— Start Listed records —

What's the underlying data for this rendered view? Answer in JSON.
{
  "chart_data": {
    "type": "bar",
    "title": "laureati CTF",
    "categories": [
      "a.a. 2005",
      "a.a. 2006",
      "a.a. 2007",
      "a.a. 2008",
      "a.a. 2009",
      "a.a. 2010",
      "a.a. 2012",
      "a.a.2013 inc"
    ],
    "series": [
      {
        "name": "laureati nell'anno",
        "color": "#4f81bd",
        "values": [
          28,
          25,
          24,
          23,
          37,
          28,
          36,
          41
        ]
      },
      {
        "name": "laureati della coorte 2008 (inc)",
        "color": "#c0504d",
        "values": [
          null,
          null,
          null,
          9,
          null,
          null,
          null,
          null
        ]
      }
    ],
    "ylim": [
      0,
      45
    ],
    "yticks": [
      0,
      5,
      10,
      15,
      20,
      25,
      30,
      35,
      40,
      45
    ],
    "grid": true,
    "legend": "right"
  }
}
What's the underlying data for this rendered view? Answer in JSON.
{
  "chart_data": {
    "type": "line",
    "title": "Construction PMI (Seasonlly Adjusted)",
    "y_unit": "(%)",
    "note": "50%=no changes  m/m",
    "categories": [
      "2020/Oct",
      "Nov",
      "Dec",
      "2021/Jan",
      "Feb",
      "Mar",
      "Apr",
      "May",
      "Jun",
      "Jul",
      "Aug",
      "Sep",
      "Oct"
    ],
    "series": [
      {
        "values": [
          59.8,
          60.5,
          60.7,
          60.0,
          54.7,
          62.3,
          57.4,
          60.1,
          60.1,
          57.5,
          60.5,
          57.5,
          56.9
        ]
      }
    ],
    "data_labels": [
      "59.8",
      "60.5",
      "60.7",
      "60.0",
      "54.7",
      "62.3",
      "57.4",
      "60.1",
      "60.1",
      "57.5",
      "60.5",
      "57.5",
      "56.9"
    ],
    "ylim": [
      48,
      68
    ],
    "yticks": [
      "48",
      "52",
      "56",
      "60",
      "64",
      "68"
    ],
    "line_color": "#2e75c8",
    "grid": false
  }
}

— End Listed records —

Task details
Restate every entry word for word.

Task output
What's the underlying data for this rendered view? Answer in JSON.
{
  "chart_data": {
    "type": "bar",
    "title": "laureati CTF",
    "categories": [
      "a.a. 2005",
      "a.a. 2006",
      "a.a. 2007",
      "a.a. 2008",
      "a.a. 2009",
      "a.a. 2010",
      "a.a. 2012",
      "a.a.2013 inc"
    ],
    "series": [
      {
        "name": "laureati nell'anno",
        "color": "#4f81bd",
        "values": [
          28,
          25,
          24,
          23,
          37,
          28,
          36,
          41
        ]
      },
      {
        "name": "laureati della coorte 2008 (inc)",
        "color": "#c0504d",
        "values": [
          null,
          null,
          null,
          9,
          null,
          null,
          null,
          null
        ]
      }
    ],
    "ylim": [
      0,
      45
    ],
    "yticks": [
      0,
      5,
      10,
      15,
      20,
      25,
      30,
      35,
      40,
      45
    ],
    "grid": true,
    "legend": "right"
  }
}
What's the underlying data for this rendered view? Answer in JSON.
{
  "chart_data": {
    "type": "line",
    "title": "Construction PMI (Seasonlly Adjusted)",
    "y_unit": "(%)",
    "note": "50%=no changes  m/m",
    "categories": [
      "2020/Oct",
      "Nov",
      "Dec",
      "2021/Jan",
      "Feb",
      "Mar",
      "Apr",
      "May",
      "Jun",
      "Jul",
      "Aug",
      "Sep",
      "Oct"
    ],
    "series": [
      {
        "values": [
          59.8,
          60.5,
          60.7,
          60.0,
          54.7,
          62.3,
          57.4,
          60.1,
          60.1,
          57.5,
          60.5,
          57.5,
          56.9
        ]
      }
    ],
    "data_labels": [
      "59.8",
      "60.5",
      "60.7",
      "60.0",
      "54.7",
      "62.3",
      "57.4",
      "60.1",
      "60.1",
      "57.5",
      "60.5",
      "57.5",
      "56.9"
    ],
    "ylim": [
      48,
      68
    ],
    "yticks": [
      "48",
      "52",
      "56",
      "60",
      "64",
      "68"
    ],
    "line_color": "#2e75c8",
    "grid": false
  }
}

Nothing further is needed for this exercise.